■ Instruction ■
Scan the material and copy every line in which "Manual" appears.
-- Begin Dataset records --
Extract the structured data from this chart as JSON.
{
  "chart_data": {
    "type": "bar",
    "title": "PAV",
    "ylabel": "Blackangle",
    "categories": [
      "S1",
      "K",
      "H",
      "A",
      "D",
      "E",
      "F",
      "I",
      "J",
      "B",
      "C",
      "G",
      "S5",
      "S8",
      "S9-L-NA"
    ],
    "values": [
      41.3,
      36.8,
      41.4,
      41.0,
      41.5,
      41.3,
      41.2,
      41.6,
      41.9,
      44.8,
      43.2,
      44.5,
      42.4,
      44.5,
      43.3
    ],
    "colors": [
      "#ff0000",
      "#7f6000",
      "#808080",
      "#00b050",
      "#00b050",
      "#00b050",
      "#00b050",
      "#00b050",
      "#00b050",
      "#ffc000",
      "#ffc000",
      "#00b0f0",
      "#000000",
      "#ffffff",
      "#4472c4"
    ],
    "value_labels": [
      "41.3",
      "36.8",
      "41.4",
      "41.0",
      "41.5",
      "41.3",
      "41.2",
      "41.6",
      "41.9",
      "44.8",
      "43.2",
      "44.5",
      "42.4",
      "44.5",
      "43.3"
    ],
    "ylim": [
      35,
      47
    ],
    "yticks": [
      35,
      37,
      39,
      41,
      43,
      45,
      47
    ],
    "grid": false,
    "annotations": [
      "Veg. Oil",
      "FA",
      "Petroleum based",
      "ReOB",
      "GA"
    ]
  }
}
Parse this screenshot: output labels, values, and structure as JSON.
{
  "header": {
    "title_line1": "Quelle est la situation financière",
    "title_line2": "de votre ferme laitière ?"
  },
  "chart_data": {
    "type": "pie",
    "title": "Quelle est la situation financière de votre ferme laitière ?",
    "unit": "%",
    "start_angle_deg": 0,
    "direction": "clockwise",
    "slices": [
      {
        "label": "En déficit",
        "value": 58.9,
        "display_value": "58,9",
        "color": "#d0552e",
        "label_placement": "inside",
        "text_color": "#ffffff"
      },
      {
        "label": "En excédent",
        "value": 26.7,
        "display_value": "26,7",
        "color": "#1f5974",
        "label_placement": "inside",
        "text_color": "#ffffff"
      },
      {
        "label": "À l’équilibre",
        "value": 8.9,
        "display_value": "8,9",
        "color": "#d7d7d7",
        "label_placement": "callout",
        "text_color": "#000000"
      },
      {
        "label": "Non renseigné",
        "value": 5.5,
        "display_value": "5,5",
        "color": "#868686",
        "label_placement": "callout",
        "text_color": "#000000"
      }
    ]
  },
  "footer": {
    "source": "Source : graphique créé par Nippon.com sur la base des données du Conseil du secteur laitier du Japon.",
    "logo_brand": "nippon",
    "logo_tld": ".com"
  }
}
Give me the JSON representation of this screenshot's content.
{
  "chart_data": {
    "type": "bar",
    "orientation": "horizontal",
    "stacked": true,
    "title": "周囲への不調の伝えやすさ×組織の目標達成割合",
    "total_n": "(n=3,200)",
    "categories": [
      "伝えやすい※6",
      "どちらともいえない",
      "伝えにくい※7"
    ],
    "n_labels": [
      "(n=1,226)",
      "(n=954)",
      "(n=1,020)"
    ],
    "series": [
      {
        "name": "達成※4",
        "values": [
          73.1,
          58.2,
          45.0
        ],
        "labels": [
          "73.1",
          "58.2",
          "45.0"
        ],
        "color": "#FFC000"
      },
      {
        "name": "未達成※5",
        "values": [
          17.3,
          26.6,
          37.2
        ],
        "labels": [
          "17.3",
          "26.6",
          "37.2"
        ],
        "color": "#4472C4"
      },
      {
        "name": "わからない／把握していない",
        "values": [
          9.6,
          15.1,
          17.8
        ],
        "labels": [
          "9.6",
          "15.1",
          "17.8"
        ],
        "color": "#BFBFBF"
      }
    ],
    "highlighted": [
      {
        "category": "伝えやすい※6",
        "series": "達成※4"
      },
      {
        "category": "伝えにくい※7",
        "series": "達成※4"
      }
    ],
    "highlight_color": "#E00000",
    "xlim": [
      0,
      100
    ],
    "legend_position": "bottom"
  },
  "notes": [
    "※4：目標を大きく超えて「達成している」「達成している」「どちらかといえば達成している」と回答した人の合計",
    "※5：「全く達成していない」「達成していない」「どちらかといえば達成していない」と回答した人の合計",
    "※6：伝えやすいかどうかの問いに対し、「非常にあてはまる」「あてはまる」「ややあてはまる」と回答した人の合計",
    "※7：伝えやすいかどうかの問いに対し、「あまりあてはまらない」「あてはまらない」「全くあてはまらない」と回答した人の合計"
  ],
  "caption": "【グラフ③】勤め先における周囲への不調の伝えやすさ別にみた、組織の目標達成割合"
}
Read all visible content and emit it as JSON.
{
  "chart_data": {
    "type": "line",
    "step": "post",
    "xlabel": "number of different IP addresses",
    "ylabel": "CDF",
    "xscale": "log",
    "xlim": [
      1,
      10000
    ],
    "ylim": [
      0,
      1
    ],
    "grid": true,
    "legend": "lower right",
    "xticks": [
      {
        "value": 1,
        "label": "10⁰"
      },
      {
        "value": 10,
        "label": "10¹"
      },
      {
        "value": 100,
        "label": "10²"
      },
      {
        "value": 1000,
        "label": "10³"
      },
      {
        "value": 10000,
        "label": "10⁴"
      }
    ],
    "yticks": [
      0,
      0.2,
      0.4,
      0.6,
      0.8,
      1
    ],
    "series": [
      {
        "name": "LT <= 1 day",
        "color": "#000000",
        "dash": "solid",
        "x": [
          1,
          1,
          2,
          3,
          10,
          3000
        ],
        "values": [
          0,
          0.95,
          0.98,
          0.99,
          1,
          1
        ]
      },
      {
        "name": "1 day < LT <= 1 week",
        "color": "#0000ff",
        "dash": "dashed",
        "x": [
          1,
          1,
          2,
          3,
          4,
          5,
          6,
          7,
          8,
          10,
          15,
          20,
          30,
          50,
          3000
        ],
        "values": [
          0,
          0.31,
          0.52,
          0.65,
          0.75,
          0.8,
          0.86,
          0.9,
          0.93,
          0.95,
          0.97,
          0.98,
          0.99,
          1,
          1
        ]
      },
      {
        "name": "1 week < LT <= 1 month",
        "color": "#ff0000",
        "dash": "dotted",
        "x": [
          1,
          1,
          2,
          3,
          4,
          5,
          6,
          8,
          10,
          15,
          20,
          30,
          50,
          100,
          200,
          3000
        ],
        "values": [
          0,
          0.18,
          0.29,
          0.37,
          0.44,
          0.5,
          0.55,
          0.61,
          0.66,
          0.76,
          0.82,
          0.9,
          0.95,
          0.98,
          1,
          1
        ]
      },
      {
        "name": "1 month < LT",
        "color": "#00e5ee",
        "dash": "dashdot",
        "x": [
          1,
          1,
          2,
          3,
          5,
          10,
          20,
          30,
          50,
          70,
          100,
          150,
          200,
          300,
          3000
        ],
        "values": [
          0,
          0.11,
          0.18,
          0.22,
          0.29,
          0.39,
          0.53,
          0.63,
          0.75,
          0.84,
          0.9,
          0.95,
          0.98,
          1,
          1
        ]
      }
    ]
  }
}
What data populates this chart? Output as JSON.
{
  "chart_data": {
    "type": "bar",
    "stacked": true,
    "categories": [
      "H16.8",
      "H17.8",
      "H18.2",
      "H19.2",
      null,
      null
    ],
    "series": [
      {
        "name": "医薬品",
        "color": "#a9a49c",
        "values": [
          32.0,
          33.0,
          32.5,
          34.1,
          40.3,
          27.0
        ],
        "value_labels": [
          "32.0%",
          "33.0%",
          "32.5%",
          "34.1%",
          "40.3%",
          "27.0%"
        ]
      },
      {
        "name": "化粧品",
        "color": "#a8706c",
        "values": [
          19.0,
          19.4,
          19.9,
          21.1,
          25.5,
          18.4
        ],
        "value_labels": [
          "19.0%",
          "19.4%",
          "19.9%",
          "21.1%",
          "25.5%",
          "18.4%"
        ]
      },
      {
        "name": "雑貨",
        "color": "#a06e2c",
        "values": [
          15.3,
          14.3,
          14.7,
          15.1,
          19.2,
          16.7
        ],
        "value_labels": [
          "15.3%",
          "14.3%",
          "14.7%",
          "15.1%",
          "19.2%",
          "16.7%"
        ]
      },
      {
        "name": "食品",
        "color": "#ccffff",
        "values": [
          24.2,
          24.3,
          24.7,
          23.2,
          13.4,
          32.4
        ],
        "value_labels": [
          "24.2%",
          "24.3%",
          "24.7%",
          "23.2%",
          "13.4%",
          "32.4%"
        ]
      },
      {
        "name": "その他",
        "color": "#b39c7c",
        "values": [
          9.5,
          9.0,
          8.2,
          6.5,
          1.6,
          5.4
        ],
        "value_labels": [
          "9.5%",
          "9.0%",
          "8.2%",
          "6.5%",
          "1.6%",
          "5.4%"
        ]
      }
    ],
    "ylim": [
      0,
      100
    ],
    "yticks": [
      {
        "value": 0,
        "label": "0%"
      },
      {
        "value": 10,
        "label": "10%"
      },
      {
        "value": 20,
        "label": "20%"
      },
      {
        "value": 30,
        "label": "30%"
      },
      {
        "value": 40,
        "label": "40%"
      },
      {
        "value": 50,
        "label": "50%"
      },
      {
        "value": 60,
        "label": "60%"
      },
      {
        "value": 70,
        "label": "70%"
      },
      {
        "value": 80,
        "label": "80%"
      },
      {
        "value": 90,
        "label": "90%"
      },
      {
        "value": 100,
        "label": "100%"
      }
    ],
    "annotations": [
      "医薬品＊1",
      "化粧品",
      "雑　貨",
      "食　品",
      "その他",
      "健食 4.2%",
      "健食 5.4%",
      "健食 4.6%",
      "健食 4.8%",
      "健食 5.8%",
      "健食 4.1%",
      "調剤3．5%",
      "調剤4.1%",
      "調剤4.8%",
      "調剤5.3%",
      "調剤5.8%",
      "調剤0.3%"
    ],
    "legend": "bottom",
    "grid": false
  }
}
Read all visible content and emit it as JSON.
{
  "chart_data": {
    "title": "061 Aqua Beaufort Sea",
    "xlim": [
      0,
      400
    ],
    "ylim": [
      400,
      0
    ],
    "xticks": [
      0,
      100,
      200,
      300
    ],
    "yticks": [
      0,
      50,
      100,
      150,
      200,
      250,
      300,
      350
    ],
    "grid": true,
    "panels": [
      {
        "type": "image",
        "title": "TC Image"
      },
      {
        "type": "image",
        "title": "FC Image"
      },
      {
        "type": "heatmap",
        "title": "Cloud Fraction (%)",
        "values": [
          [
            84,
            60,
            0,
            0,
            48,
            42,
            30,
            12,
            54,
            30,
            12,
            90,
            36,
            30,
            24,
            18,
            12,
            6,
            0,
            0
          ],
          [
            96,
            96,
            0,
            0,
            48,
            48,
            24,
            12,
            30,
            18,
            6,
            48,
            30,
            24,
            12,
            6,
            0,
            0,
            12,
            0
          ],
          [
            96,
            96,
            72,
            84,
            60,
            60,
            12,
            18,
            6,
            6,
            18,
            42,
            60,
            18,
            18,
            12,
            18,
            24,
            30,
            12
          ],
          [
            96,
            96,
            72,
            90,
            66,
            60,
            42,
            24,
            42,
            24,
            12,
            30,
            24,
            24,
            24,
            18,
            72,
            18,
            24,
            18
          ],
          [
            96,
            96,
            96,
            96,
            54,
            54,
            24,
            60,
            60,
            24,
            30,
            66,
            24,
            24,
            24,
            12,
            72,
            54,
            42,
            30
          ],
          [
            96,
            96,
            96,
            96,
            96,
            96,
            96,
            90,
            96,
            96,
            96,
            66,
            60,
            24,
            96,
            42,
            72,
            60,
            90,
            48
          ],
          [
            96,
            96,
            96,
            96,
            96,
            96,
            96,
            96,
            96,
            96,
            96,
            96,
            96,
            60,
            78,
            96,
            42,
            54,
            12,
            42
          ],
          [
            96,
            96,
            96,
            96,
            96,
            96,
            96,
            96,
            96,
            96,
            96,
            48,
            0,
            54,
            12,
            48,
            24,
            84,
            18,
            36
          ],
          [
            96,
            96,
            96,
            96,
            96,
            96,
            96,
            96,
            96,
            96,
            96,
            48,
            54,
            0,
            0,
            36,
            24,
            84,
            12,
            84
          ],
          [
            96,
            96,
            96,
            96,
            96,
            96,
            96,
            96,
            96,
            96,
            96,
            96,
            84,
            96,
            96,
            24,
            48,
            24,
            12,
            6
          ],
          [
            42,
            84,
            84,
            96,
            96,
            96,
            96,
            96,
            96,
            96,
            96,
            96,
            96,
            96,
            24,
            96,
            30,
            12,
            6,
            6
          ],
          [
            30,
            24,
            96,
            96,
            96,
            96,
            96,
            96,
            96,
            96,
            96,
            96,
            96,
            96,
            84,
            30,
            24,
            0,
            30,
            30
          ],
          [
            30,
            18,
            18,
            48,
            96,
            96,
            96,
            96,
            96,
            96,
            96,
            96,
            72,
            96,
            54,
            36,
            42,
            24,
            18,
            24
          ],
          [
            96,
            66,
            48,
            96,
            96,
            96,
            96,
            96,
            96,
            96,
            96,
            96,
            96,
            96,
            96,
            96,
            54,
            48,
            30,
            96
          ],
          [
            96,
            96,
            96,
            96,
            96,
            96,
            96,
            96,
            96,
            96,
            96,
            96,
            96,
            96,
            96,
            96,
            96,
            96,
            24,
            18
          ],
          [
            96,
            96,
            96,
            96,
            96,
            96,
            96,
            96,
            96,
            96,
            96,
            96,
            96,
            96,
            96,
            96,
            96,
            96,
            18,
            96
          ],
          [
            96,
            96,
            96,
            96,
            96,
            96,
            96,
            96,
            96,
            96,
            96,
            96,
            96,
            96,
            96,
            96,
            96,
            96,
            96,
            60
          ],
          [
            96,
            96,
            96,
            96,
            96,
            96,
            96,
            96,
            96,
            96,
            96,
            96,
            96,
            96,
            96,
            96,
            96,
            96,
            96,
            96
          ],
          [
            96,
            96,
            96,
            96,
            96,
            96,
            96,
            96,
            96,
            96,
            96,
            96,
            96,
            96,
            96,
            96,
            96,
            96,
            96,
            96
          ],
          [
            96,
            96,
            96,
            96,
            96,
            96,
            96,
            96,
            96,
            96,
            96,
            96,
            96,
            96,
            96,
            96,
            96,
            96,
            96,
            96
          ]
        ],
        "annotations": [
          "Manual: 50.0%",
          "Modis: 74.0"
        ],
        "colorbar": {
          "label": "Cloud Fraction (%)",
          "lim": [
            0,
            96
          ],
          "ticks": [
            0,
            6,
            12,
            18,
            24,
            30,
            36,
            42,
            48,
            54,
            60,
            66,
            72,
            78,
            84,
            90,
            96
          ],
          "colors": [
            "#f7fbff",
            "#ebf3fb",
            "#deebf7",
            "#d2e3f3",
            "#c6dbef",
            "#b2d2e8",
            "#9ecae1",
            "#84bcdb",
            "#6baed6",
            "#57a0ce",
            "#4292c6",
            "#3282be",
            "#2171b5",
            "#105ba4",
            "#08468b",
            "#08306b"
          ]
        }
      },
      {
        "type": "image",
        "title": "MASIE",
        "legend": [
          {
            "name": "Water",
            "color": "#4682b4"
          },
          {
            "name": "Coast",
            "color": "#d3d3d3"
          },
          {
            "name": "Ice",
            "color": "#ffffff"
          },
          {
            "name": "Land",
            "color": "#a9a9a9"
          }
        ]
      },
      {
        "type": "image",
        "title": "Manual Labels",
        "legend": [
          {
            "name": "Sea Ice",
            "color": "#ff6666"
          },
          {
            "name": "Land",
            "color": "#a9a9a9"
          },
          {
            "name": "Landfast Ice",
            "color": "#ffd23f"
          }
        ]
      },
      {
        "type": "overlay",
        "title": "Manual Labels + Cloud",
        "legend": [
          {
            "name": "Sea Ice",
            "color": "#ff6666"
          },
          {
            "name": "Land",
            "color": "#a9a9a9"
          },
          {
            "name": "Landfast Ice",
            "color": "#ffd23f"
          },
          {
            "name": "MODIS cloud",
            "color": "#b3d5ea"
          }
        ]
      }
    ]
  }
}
-- End Dataset records --
■ Output of the exercise ■
          "Manual: 50.0%",
        "title": "Manual Labels",
        "title": "Manual Labels + Cloud",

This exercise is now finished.